■ **Task prompt**: Select from the data all lines with the word "million".

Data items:
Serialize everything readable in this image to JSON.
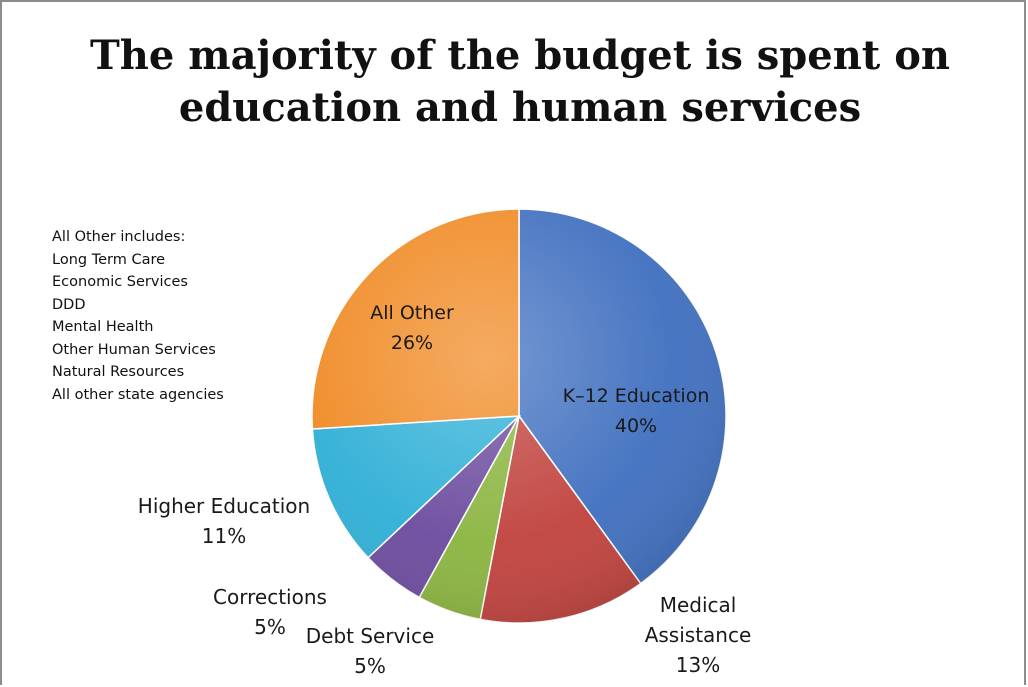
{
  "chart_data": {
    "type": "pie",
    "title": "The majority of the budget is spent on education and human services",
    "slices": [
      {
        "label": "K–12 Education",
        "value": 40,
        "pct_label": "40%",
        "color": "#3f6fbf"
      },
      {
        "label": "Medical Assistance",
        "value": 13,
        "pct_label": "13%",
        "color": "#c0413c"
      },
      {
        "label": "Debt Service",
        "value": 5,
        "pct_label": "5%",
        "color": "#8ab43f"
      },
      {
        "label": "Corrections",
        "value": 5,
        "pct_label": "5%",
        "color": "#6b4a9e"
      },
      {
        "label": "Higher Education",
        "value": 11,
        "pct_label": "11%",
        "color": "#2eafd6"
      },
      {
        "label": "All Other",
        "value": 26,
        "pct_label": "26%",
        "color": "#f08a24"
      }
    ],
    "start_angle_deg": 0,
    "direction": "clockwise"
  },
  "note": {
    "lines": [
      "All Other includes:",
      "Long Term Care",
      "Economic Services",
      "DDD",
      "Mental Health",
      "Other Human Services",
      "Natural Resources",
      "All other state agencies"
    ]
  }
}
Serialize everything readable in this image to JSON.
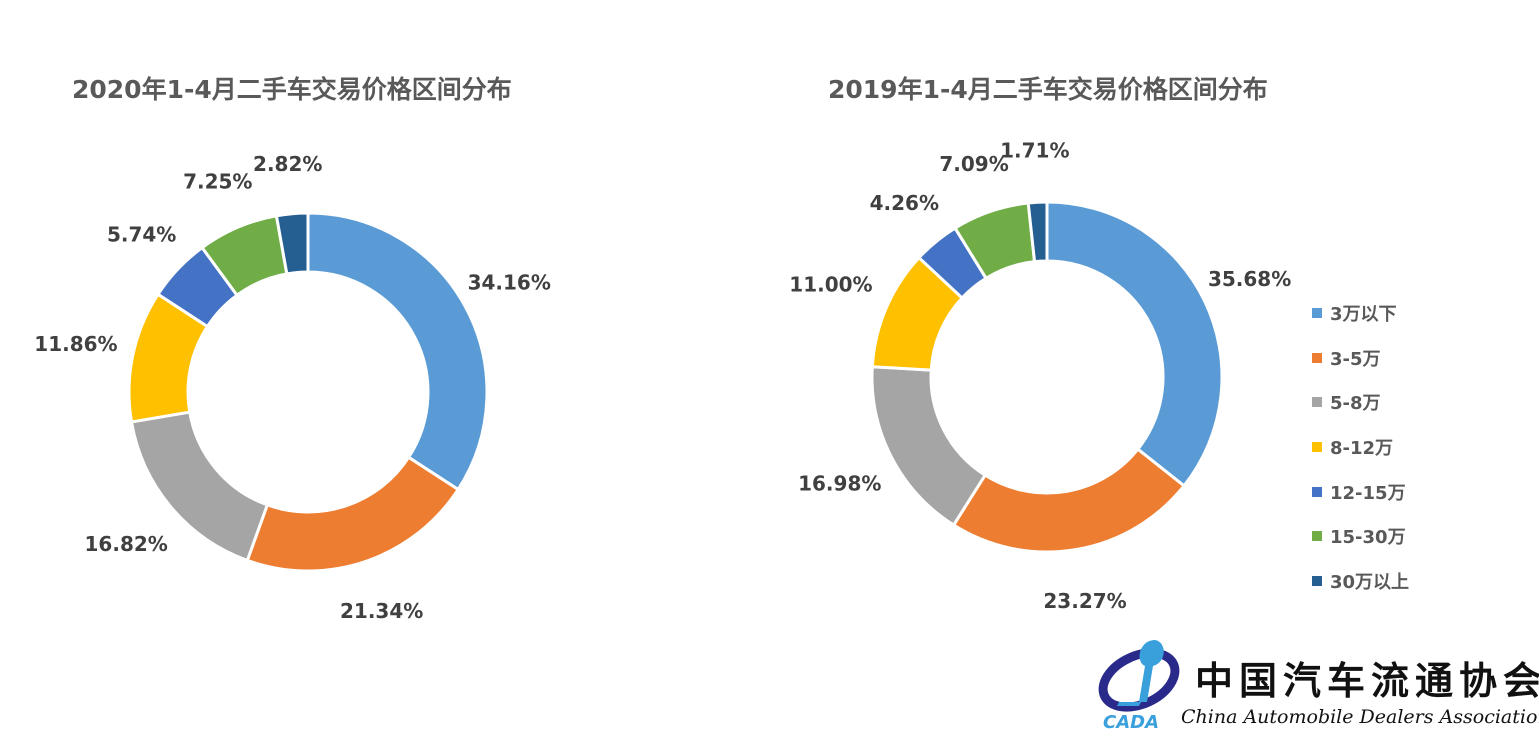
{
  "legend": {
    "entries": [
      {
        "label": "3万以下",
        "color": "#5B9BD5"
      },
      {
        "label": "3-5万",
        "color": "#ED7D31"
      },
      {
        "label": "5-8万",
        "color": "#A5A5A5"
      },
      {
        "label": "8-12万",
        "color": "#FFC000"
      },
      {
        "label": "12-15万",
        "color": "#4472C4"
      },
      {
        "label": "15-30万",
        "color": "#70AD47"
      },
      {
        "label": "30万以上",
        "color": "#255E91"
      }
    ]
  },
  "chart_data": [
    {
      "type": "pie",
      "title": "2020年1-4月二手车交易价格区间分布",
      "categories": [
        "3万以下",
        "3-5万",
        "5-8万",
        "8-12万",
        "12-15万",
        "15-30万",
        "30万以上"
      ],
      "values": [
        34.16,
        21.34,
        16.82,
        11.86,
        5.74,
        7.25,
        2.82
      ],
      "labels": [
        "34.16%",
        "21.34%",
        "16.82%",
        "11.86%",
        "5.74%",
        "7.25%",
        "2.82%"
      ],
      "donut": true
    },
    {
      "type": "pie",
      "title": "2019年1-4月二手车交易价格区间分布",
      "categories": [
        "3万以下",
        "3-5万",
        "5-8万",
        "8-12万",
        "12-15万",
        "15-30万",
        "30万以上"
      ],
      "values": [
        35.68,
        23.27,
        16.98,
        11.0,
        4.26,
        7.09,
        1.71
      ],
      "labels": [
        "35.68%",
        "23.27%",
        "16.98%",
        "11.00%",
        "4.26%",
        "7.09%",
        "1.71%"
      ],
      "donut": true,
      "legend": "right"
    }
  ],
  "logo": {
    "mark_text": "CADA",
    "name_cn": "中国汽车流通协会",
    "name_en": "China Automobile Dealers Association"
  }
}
* * *
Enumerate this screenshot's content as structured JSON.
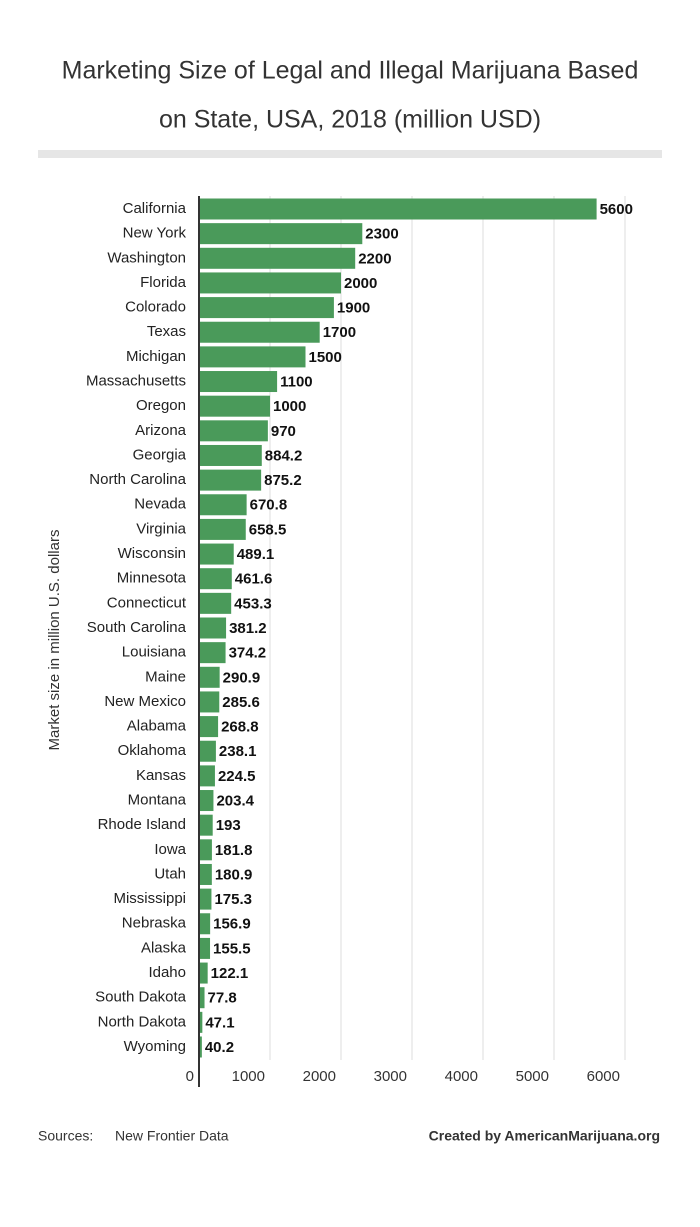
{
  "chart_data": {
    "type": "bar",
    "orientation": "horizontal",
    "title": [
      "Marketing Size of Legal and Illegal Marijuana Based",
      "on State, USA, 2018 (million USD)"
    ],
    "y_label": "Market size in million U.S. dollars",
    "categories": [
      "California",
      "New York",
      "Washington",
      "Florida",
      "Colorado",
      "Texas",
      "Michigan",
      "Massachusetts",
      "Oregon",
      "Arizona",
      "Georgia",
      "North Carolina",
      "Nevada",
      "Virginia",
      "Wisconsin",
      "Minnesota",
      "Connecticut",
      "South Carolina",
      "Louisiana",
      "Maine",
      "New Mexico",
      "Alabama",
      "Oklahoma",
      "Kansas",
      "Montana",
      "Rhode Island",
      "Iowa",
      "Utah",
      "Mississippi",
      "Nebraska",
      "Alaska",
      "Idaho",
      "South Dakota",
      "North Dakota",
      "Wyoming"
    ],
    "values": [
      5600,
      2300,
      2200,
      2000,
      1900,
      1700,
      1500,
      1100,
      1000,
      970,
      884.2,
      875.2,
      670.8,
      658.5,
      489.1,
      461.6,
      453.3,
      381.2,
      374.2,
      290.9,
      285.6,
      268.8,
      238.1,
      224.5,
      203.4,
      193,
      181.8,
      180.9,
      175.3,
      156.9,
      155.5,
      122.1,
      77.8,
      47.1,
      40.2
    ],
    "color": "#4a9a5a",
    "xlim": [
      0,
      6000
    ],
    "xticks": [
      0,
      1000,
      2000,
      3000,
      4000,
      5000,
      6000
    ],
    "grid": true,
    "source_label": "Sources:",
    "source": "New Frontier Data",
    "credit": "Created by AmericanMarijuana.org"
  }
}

■ **Exercise response**:
      "on State, USA, 2018 (million USD)"
    "y_label": "Market size in million U.S. dollars",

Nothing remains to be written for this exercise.